[Entries with figure data]
§

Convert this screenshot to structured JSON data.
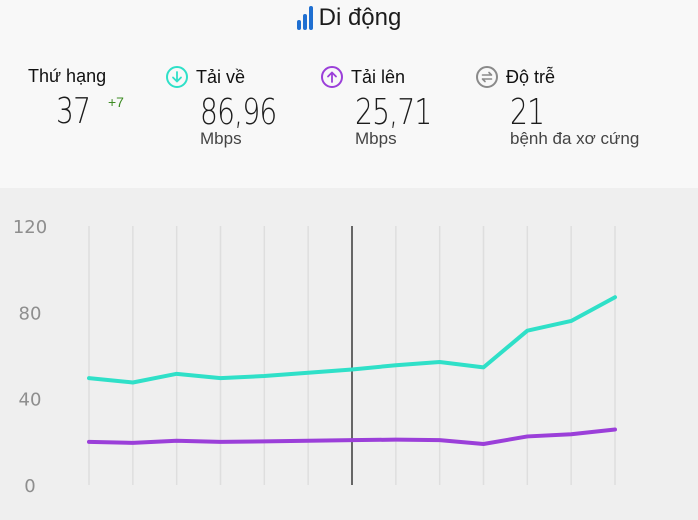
{
  "header": {
    "title": "Di động"
  },
  "stats": {
    "rank": {
      "label": "Thứ hạng",
      "value": "37",
      "change": "+7"
    },
    "download": {
      "label": "Tải về",
      "value": "86,96",
      "unit": "Mbps",
      "icon": "arrow-down-circle-icon",
      "color": "#2fe0c8"
    },
    "upload": {
      "label": "Tải lên",
      "value": "25,71",
      "unit": "Mbps",
      "icon": "arrow-up-circle-icon",
      "color": "#9b3fd9"
    },
    "latency": {
      "label": "Độ trễ",
      "value": "21",
      "unit": "bệnh đa xơ cứng",
      "icon": "latency-arrows-icon",
      "color": "#8a8a8a"
    }
  },
  "chart_data": {
    "type": "line",
    "title": "",
    "xlabel": "",
    "ylabel": "",
    "ylim": [
      0,
      120
    ],
    "yticks": [
      0,
      40,
      80,
      120
    ],
    "x": [
      1,
      2,
      3,
      4,
      5,
      6,
      7,
      8,
      9,
      10,
      11,
      12,
      13
    ],
    "grid": "vertical",
    "highlight_index": 6,
    "series": [
      {
        "color": "#2fe0c8",
        "values": [
          49.5,
          47.5,
          51.5,
          49.5,
          50.5,
          52,
          53.5,
          55.5,
          57,
          54.5,
          71.5,
          76,
          87
        ]
      },
      {
        "color": "#9b3fd9",
        "values": [
          20,
          19.5,
          20.5,
          20,
          20.2,
          20.5,
          20.8,
          21,
          20.8,
          19,
          22.5,
          23.5,
          25.7
        ]
      }
    ]
  }
}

§

Challenge.
From the entries above, output every line exactly and omit any image.

Result for this task.
Convert this screenshot to structured JSON data.
{
  "header": {
    "title": "Di động"
  },
  "stats": {
    "rank": {
      "label": "Thứ hạng",
      "value": "37",
      "change": "+7"
    },
    "download": {
      "label": "Tải về",
      "value": "86,96",
      "unit": "Mbps",
      "icon": "arrow-down-circle-icon",
      "color": "#2fe0c8"
    },
    "upload": {
      "label": "Tải lên",
      "value": "25,71",
      "unit": "Mbps",
      "icon": "arrow-up-circle-icon",
      "color": "#9b3fd9"
    },
    "latency": {
      "label": "Độ trễ",
      "value": "21",
      "unit": "bệnh đa xơ cứng",
      "icon": "latency-arrows-icon",
      "color": "#8a8a8a"
    }
  },
  "chart_data": {
    "type": "line",
    "title": "",
    "xlabel": "",
    "ylabel": "",
    "ylim": [
      0,
      120
    ],
    "yticks": [
      0,
      40,
      80,
      120
    ],
    "x": [
      1,
      2,
      3,
      4,
      5,
      6,
      7,
      8,
      9,
      10,
      11,
      12,
      13
    ],
    "grid": "vertical",
    "highlight_index": 6,
    "series": [
      {
        "color": "#2fe0c8",
        "values": [
          49.5,
          47.5,
          51.5,
          49.5,
          50.5,
          52,
          53.5,
          55.5,
          57,
          54.5,
          71.5,
          76,
          87
        ]
      },
      {
        "color": "#9b3fd9",
        "values": [
          20,
          19.5,
          20.5,
          20,
          20.2,
          20.5,
          20.8,
          21,
          20.8,
          19,
          22.5,
          23.5,
          25.7
        ]
      }
    ]
  }
}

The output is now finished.